- **What you will do**: A verbatim copy of the records is required, with all pictures left out.

Stored records
========================================================================
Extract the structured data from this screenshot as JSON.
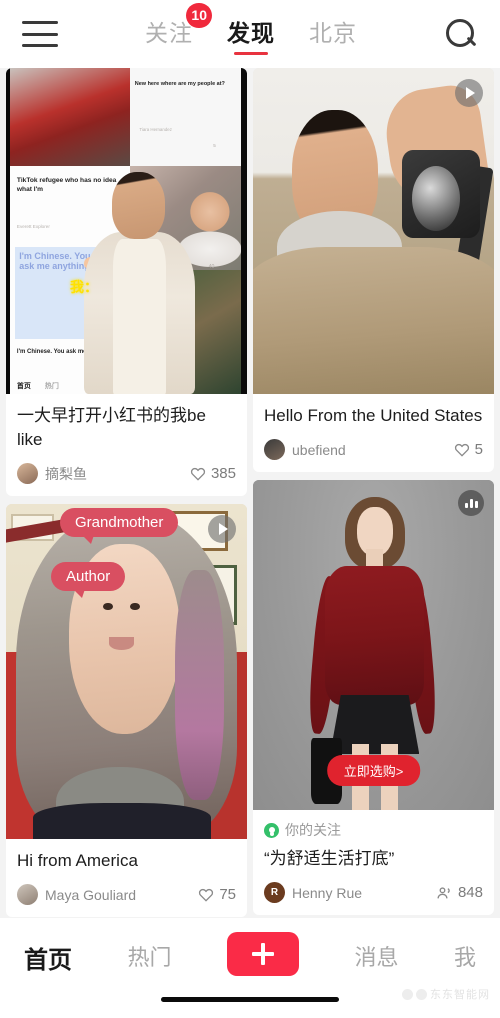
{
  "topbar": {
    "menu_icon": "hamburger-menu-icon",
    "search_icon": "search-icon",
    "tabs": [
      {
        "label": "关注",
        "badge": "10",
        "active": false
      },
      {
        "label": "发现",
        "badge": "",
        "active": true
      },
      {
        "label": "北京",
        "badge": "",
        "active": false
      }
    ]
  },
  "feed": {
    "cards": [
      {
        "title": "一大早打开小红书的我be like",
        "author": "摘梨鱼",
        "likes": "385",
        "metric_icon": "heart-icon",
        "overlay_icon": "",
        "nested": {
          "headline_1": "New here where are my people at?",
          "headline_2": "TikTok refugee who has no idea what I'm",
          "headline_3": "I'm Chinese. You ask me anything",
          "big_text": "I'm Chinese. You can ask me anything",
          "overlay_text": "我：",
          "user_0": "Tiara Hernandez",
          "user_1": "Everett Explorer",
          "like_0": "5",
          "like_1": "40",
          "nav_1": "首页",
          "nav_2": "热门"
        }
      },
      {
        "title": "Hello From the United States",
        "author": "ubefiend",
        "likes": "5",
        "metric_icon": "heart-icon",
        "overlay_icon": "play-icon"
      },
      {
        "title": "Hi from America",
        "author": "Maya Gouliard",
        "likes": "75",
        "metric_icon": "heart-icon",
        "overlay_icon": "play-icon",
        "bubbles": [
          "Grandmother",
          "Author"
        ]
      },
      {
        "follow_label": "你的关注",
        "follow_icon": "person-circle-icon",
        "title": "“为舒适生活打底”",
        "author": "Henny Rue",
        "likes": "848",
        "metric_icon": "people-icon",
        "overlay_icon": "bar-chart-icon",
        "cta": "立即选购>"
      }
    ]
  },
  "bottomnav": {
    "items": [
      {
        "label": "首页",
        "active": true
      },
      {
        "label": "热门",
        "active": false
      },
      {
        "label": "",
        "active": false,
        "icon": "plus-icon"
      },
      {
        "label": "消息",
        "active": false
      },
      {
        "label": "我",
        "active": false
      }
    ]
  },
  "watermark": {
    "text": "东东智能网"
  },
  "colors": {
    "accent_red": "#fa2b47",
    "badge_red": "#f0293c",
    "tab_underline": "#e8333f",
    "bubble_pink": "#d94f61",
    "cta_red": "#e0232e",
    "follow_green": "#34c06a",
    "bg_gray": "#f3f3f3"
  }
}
========================================================================
- **Full response**:
Extract the structured data from this screenshot as JSON.
{
  "topbar": {
    "menu_icon": "hamburger-menu-icon",
    "search_icon": "search-icon",
    "tabs": [
      {
        "label": "关注",
        "badge": "10",
        "active": false
      },
      {
        "label": "发现",
        "badge": "",
        "active": true
      },
      {
        "label": "北京",
        "badge": "",
        "active": false
      }
    ]
  },
  "feed": {
    "cards": [
      {
        "title": "一大早打开小红书的我be like",
        "author": "摘梨鱼",
        "likes": "385",
        "metric_icon": "heart-icon",
        "overlay_icon": "",
        "nested": {
          "headline_1": "New here where are my people at?",
          "headline_2": "TikTok refugee who has no idea what I'm",
          "headline_3": "I'm Chinese. You ask me anything",
          "big_text": "I'm Chinese. You can ask me anything",
          "overlay_text": "我：",
          "user_0": "Tiara Hernandez",
          "user_1": "Everett Explorer",
          "like_0": "5",
          "like_1": "40",
          "nav_1": "首页",
          "nav_2": "热门"
        }
      },
      {
        "title": "Hello From the United States",
        "author": "ubefiend",
        "likes": "5",
        "metric_icon": "heart-icon",
        "overlay_icon": "play-icon"
      },
      {
        "title": "Hi from America",
        "author": "Maya Gouliard",
        "likes": "75",
        "metric_icon": "heart-icon",
        "overlay_icon": "play-icon",
        "bubbles": [
          "Grandmother",
          "Author"
        ]
      },
      {
        "follow_label": "你的关注",
        "follow_icon": "person-circle-icon",
        "title": "“为舒适生活打底”",
        "author": "Henny Rue",
        "likes": "848",
        "metric_icon": "people-icon",
        "overlay_icon": "bar-chart-icon",
        "cta": "立即选购>"
      }
    ]
  },
  "bottomnav": {
    "items": [
      {
        "label": "首页",
        "active": true
      },
      {
        "label": "热门",
        "active": false
      },
      {
        "label": "",
        "active": false,
        "icon": "plus-icon"
      },
      {
        "label": "消息",
        "active": false
      },
      {
        "label": "我",
        "active": false
      }
    ]
  },
  "watermark": {
    "text": "东东智能网"
  },
  "colors": {
    "accent_red": "#fa2b47",
    "badge_red": "#f0293c",
    "tab_underline": "#e8333f",
    "bubble_pink": "#d94f61",
    "cta_red": "#e0232e",
    "follow_green": "#34c06a",
    "bg_gray": "#f3f3f3"
  }
}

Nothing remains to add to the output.